#### [SET EXERCISE]
All the data below goes into the copy word for word, but the pictures don't.

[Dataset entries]
+++++

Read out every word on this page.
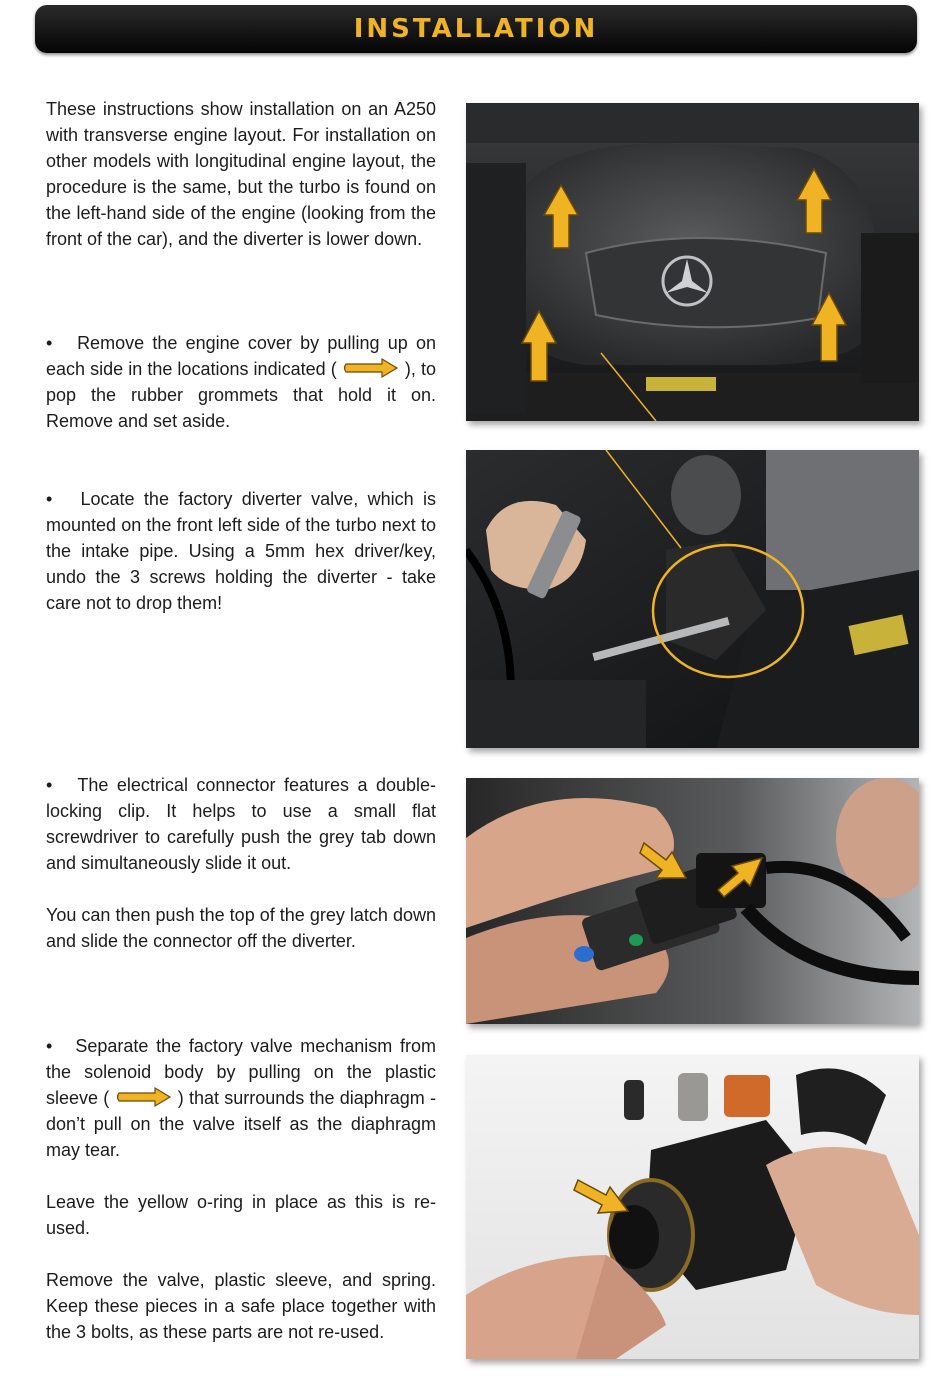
INSTALLATION

These instructions show installation on an A250 with transverse engine layout. For installation on other models with longitudinal engine layout, the procedure is the same, but the turbo is found on the left-hand side of the engine (looking from the front of the car), and the diverter is lower down.

• Remove the engine cover by pulling up on each side in the locations indicated (	), to pop the rubber grommets that hold it on. Remove and set aside.

• Locate the factory diverter valve, which is mounted on the front left side of the turbo next to the intake pipe. Using a 5mm hex driver/key, undo the 3 screws holding the diverter - take care not to drop them!

• The electrical connector features a double-locking clip. It helps to use a small flat screwdriver to carefully push the grey tab down and simultaneously slide it out.

You can then push the top of the grey latch down and slide the connector off the diverter.

• Separate the factory valve mechanism from the solenoid body by pulling on the plastic sleeve (	) that surrounds the diaphragm - don’t pull on the valve itself as the diaphragm may tear.

Leave the yellow o-ring in place as this is re-used.

Remove the valve, plastic sleeve, and spring. Keep these pieces in a safe place together with the 3 bolts, as these parts are not re-used.
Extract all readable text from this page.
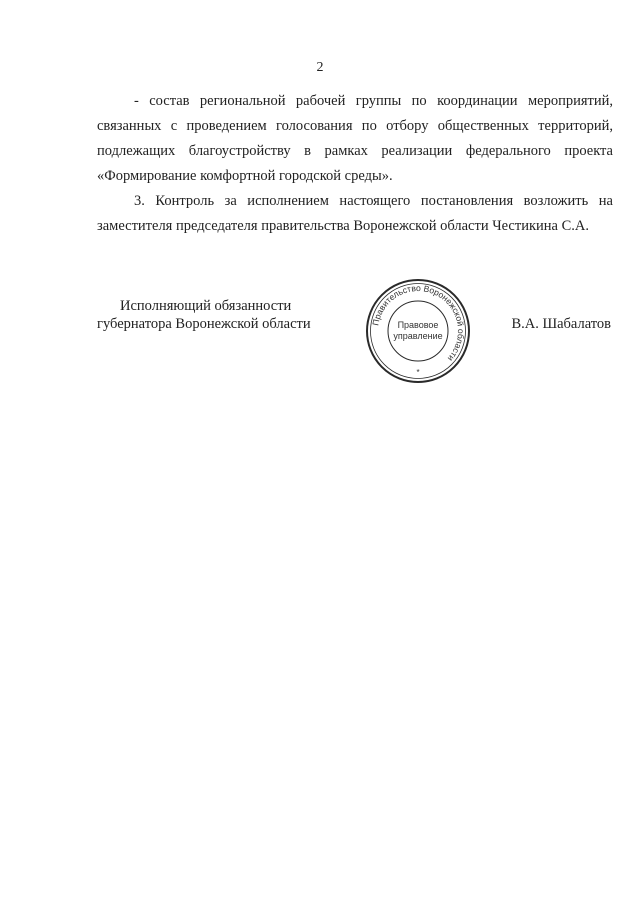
2

- состав региональной рабочей группы по координации мероприятий,
связанных с проведением голосования по отбору общественных территорий,
подлежащих благоустройству в рамках реализации федерального проекта
«Формирование комфортной городской среды».

3. Контроль за исполнением настоящего постановления возложить на
заместителя председателя правительства Воронежской области Честикина С.А.

Исполняющий обязанности
губернатора Воронежской области	Правительство Воронежской области
Правовое
управление
*
В.А. Шабалатов
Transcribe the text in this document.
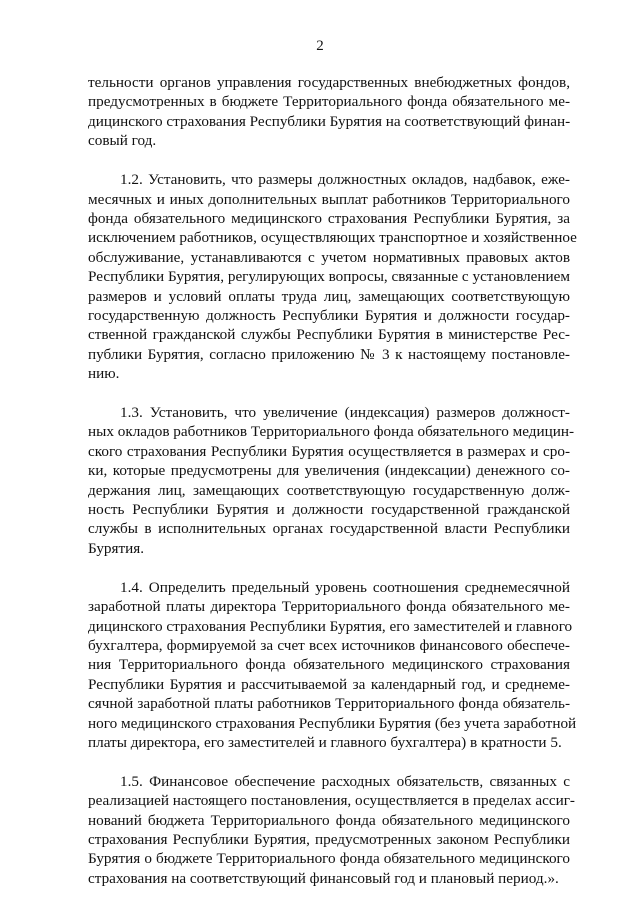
2
тельности органов управления государственных внебюджетных фондов,
предусмотренных в бюджете Территориального фонда обязательного ме-
дицинского страхования Республики Бурятия на соответствующий финан-
совый год.
1.2. Установить, что размеры должностных окладов, надбавок, еже-
месячных и иных дополнительных выплат работников Территориального
фонда обязательного медицинского страхования Республики Бурятия, за
исключением работников, осуществляющих транспортное и хозяйственное
обслуживание, устанавливаются с учетом нормативных правовых актов
Республики Бурятия, регулирующих вопросы, связанные с установлением
размеров и условий оплаты труда лиц, замещающих соответствующую
государственную должность Республики Бурятия и должности государ-
ственной гражданской службы Республики Бурятия в министерстве Рес-
публики Бурятия, согласно приложению № 3 к настоящему постановле-
нию.
1.3. Установить, что увеличение (индексация) размеров должност-
ных окладов работников Территориального фонда обязательного медицин-
ского страхования Республики Бурятия осуществляется в размерах и сро-
ки, которые предусмотрены для увеличения (индексации) денежного со-
держания лиц, замещающих соответствующую государственную долж-
ность Республики Бурятия и должности государственной гражданской
службы в исполнительных органах государственной власти Республики
Бурятия.
1.4. Определить предельный уровень соотношения среднемесячной
заработной платы директора Территориального фонда обязательного ме-
дицинского страхования Республики Бурятия, его заместителей и главного
бухгалтера, формируемой за счет всех источников финансового обеспече-
ния Территориального фонда обязательного медицинского страхования
Республики Бурятия и рассчитываемой за календарный год, и среднеме-
сячной заработной платы работников Территориального фонда обязатель-
ного медицинского страхования Республики Бурятия (без учета заработной
платы директора, его заместителей и главного бухгалтера) в кратности 5.
1.5. Финансовое обеспечение расходных обязательств, связанных с
реализацией настоящего постановления, осуществляется в пределах ассиг-
нований бюджета Территориального фонда обязательного медицинского
страхования Республики Бурятия, предусмотренных законом Республики
Бурятия о бюджете Территориального фонда обязательного медицинского
страхования на соответствующий финансовый год и плановый период.».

+++++

#### [REPLY TO THE EXERCISE]
Read out every word on this page.
INSTALLATION

These instructions show installation on an A250 with transverse engine layout. For installation on other models with longitudinal engine layout, the procedure is the same, but the turbo is found on the left-hand side of the engine (looking from the front of the car), and the diverter is lower down.

• Remove the engine cover by pulling up on each side in the locations indicated (	), to pop the rubber grommets that hold it on. Remove and set aside.

• Locate the factory diverter valve, which is mounted on the front left side of the turbo next to the intake pipe. Using a 5mm hex driver/key, undo the 3 screws holding the diverter - take care not to drop them!

• The electrical connector features a double-locking clip. It helps to use a small flat screwdriver to carefully push the grey tab down and simultaneously slide it out.

You can then push the top of the grey latch down and slide the connector off the diverter.

• Separate the factory valve mechanism from the solenoid body by pulling on the plastic sleeve (	) that surrounds the diaphragm - don’t pull on the valve itself as the diaphragm may tear.

Leave the yellow o-ring in place as this is re-used.

Remove the valve, plastic sleeve, and spring. Keep these pieces in a safe place together with the 3 bolts, as these parts are not re-used.
Extract all readable text from this page.
2

- состав региональной рабочей группы по координации мероприятий,
связанных с проведением голосования по отбору общественных территорий,
подлежащих благоустройству в рамках реализации федерального проекта
«Формирование комфортной городской среды».

3. Контроль за исполнением настоящего постановления возложить на
заместителя председателя правительства Воронежской области Честикина С.А.

Исполняющий обязанности
губернатора Воронежской области	Правительство Воронежской области
Правовое
управление
*
В.А. Шабалатов
Transcribe the text in this document.
2
тельности органов управления государственных внебюджетных фондов,
предусмотренных в бюджете Территориального фонда обязательного ме-
дицинского страхования Республики Бурятия на соответствующий финан-
совый год.
1.2. Установить, что размеры должностных окладов, надбавок, еже-
месячных и иных дополнительных выплат работников Территориального
фонда обязательного медицинского страхования Республики Бурятия, за
исключением работников, осуществляющих транспортное и хозяйственное
обслуживание, устанавливаются с учетом нормативных правовых актов
Республики Бурятия, регулирующих вопросы, связанные с установлением
размеров и условий оплаты труда лиц, замещающих соответствующую
государственную должность Республики Бурятия и должности государ-
ственной гражданской службы Республики Бурятия в министерстве Рес-
публики Бурятия, согласно приложению № 3 к настоящему постановле-
нию.
1.3. Установить, что увеличение (индексация) размеров должност-
ных окладов работников Территориального фонда обязательного медицин-
ского страхования Республики Бурятия осуществляется в размерах и сро-
ки, которые предусмотрены для увеличения (индексации) денежного со-
держания лиц, замещающих соответствующую государственную долж-
ность Республики Бурятия и должности государственной гражданской
службы в исполнительных органах государственной власти Республики
Бурятия.
1.4. Определить предельный уровень соотношения среднемесячной
заработной платы директора Территориального фонда обязательного ме-
дицинского страхования Республики Бурятия, его заместителей и главного
бухгалтера, формируемой за счет всех источников финансового обеспече-
ния Территориального фонда обязательного медицинского страхования
Республики Бурятия и рассчитываемой за календарный год, и среднеме-
сячной заработной платы работников Территориального фонда обязатель-
ного медицинского страхования Республики Бурятия (без учета заработной
платы директора, его заместителей и главного бухгалтера) в кратности 5.
1.5. Финансовое обеспечение расходных обязательств, связанных с
реализацией настоящего постановления, осуществляется в пределах ассиг-
нований бюджета Территориального фонда обязательного медицинского
страхования Республики Бурятия, предусмотренных законом Республики
Бурятия о бюджете Территориального фонда обязательного медицинского
страхования на соответствующий финансовый год и плановый период.».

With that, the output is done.